:: WORK TO DO ::
In the records below, find each line containing the word "первичных" and copy it.

═══ RECORDS TO USE ═══

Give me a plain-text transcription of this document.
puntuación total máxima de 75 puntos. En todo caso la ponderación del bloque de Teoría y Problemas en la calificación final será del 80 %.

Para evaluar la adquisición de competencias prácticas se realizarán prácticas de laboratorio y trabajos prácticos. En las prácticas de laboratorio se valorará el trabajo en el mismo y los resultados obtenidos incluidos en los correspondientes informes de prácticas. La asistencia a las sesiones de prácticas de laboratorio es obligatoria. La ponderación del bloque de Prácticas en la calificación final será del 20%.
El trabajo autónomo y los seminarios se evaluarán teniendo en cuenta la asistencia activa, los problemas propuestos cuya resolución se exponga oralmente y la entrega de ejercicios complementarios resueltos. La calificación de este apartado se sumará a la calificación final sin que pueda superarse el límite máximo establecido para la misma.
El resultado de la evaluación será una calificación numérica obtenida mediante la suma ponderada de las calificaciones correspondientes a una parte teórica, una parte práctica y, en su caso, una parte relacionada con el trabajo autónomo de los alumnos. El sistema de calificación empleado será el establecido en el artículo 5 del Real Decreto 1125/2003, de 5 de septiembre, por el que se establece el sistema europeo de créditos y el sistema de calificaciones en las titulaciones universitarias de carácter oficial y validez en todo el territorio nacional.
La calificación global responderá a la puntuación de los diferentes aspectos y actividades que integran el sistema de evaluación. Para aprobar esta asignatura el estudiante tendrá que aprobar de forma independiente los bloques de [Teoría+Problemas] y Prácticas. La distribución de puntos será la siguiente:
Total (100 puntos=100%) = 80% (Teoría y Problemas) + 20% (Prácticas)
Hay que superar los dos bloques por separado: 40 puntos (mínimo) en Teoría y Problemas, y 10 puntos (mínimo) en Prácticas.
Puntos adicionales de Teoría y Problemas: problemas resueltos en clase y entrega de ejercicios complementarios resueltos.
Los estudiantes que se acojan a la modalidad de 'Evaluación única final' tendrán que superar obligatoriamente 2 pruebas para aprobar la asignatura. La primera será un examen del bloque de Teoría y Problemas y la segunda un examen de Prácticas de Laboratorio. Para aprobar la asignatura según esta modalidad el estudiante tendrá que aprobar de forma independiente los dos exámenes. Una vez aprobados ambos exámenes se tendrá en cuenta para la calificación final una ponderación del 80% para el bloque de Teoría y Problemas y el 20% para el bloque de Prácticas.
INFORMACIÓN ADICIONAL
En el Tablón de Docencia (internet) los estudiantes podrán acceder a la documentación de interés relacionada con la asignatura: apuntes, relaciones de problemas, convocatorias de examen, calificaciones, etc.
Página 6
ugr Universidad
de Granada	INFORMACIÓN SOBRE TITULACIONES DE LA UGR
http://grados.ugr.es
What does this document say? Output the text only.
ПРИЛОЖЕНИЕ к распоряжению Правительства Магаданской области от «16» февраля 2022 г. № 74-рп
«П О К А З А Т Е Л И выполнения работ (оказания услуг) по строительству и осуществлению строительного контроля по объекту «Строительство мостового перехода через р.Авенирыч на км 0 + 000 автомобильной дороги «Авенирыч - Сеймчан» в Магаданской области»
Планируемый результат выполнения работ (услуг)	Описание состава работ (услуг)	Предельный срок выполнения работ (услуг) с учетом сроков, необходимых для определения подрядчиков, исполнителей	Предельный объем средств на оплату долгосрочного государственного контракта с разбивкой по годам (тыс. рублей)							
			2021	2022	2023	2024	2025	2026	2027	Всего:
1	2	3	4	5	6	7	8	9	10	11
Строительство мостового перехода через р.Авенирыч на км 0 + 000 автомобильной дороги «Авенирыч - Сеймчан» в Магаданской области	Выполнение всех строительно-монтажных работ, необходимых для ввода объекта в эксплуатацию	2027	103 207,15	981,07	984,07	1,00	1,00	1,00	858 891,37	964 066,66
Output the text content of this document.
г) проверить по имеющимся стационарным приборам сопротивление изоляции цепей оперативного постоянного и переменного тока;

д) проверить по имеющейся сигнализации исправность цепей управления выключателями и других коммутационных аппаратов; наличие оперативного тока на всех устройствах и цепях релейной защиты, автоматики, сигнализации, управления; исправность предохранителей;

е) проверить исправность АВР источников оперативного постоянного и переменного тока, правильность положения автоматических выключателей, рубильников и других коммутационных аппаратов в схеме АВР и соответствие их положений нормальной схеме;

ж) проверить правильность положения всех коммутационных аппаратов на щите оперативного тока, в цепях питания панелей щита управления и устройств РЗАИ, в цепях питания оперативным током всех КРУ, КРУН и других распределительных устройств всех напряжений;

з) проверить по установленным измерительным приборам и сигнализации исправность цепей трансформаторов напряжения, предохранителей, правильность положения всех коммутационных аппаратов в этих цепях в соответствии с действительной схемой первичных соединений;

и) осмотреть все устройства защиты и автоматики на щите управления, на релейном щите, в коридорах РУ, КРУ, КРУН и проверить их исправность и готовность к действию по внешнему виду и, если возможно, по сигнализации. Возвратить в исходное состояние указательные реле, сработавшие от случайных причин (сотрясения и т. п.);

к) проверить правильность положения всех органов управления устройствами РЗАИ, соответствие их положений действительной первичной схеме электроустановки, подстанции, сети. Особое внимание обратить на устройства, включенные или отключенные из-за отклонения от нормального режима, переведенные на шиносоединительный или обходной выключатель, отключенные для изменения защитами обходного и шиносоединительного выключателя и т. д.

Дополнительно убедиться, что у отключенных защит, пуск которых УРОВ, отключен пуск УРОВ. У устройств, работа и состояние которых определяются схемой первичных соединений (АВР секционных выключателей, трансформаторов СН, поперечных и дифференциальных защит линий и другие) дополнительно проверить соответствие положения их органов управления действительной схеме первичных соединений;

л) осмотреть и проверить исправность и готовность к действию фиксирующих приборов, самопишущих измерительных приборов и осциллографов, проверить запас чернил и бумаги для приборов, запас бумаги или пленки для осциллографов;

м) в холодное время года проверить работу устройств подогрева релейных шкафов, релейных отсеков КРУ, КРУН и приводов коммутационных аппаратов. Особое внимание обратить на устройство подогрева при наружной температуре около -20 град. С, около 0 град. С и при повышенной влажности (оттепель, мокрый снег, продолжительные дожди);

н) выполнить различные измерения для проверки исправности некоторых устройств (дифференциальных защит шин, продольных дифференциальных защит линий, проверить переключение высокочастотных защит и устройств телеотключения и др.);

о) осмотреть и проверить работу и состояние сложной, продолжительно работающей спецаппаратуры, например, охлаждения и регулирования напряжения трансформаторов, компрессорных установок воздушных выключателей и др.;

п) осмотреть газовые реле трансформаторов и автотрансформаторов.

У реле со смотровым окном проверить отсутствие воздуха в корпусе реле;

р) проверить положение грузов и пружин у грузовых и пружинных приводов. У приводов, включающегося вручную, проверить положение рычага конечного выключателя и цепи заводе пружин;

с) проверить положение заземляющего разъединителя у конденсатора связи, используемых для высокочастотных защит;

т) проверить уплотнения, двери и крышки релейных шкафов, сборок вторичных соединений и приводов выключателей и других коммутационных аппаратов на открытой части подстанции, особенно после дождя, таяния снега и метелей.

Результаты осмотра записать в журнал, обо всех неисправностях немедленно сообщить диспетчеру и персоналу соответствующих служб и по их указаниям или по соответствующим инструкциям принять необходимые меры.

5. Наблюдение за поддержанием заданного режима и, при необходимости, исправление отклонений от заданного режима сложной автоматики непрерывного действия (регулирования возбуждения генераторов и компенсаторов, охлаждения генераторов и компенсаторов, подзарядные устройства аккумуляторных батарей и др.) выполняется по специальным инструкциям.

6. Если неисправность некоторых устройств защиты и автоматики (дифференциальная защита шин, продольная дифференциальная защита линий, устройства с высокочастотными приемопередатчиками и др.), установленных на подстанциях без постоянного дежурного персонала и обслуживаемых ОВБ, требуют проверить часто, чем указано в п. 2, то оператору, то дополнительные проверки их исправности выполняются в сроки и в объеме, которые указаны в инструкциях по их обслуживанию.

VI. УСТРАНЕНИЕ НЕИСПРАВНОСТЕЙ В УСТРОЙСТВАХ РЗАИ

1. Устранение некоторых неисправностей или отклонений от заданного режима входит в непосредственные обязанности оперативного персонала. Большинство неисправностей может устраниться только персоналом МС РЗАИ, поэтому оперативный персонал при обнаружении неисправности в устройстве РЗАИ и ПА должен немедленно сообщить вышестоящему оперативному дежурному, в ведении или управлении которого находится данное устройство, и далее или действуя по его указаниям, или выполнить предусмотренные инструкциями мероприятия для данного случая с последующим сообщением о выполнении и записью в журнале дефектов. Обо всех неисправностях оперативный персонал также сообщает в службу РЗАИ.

═══

:: COMPLETE OUTPUT ::
з) проверить по установленным измерительным приборам и сигнализации исправность цепей трансформаторов напряжения, предохранителей, правильность положения всех коммутационных аппаратов в этих цепях в соответствии с действительной схемой первичных соединений;
Дополнительно убедиться, что у отключенных защит, пуск которых УРОВ, отключен пуск УРОВ. У устройств, работа и состояние которых определяются схемой первичных соединений (АВР секционных выключателей, трансформаторов СН, поперечных и дифференциальных защит линий и другие) дополнительно проверить соответствие положения их органов управления действительной схеме первичных соединений;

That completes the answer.